* **Challenge**:
Using the records below, count the lines with "this" in them. Give the number only.

* **Data listing**:

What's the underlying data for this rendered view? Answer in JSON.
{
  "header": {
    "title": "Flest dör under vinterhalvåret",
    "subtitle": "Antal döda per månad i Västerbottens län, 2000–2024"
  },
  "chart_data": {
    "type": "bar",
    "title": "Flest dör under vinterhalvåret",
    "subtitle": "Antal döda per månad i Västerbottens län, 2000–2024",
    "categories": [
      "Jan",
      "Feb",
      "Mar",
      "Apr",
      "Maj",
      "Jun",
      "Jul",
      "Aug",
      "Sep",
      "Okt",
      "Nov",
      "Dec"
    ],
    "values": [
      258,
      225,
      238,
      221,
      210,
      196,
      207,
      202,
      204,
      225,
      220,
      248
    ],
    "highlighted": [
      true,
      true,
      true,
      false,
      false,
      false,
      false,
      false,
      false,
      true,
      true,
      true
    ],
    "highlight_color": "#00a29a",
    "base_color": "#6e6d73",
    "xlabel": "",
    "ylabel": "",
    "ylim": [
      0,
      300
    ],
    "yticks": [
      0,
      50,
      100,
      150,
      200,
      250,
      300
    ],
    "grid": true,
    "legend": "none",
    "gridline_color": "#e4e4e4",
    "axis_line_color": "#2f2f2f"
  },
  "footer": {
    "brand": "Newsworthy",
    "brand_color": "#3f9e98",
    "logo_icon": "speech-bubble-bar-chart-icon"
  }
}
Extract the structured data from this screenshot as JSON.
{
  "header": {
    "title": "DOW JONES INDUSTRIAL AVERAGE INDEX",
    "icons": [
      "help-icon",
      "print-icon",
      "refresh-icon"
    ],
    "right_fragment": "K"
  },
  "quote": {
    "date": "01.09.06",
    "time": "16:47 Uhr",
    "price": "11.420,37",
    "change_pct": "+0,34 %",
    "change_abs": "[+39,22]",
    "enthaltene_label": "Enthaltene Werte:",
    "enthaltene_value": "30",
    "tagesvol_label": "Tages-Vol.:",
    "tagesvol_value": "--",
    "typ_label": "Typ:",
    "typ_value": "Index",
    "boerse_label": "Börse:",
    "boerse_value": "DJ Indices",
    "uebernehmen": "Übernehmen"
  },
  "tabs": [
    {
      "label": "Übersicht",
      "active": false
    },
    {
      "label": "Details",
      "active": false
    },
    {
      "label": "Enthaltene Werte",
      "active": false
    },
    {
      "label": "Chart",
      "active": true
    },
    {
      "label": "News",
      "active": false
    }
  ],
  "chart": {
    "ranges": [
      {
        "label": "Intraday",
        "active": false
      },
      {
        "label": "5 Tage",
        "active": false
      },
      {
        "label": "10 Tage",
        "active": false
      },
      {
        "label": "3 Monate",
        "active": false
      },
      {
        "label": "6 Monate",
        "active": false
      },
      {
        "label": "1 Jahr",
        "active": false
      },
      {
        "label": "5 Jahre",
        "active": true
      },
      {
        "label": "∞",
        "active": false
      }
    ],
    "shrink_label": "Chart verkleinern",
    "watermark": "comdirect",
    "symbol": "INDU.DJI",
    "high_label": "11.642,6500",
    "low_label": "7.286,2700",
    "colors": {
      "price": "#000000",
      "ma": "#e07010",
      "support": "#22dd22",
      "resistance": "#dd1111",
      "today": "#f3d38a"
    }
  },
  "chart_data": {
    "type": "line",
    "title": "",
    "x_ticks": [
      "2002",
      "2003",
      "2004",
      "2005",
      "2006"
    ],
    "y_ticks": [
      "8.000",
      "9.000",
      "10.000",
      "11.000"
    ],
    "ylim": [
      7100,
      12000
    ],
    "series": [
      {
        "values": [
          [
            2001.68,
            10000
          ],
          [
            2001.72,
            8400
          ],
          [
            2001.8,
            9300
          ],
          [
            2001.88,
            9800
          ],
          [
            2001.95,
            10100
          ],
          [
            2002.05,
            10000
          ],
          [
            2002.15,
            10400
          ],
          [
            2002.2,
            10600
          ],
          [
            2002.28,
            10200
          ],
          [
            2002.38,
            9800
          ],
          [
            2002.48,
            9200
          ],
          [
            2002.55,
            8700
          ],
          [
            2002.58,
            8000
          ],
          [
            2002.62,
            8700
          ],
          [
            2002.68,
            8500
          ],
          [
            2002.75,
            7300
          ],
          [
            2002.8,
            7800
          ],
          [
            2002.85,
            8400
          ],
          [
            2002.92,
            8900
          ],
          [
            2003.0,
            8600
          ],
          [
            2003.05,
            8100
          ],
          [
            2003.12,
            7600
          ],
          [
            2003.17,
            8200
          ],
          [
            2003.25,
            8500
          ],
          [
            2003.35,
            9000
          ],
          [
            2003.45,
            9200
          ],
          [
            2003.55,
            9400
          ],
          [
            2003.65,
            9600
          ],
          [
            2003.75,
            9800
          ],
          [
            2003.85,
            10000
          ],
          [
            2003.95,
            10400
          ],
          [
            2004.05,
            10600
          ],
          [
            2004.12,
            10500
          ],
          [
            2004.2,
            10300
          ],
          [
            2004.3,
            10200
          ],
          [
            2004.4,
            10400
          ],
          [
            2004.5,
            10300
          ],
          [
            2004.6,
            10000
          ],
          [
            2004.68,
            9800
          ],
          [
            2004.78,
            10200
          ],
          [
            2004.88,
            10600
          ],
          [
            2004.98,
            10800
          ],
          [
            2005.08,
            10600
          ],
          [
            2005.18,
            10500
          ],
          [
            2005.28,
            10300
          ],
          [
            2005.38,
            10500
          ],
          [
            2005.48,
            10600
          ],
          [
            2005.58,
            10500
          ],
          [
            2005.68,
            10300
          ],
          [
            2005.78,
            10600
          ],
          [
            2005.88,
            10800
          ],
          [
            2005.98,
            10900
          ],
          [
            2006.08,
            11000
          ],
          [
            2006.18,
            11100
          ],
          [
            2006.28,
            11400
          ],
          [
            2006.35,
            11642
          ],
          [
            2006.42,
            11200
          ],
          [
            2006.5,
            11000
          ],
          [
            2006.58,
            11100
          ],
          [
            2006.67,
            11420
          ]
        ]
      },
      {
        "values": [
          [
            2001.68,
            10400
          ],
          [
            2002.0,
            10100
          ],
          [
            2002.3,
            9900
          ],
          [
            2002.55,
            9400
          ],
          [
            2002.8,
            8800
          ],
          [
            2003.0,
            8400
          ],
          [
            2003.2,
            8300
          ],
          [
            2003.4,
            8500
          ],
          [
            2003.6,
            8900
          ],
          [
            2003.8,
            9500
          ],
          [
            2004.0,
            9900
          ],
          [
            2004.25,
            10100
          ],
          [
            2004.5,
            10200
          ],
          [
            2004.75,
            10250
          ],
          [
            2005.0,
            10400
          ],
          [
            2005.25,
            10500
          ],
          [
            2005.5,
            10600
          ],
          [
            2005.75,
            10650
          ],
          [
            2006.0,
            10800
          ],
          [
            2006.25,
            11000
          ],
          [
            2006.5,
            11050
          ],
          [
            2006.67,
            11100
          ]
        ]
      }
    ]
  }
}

* **The response**:
2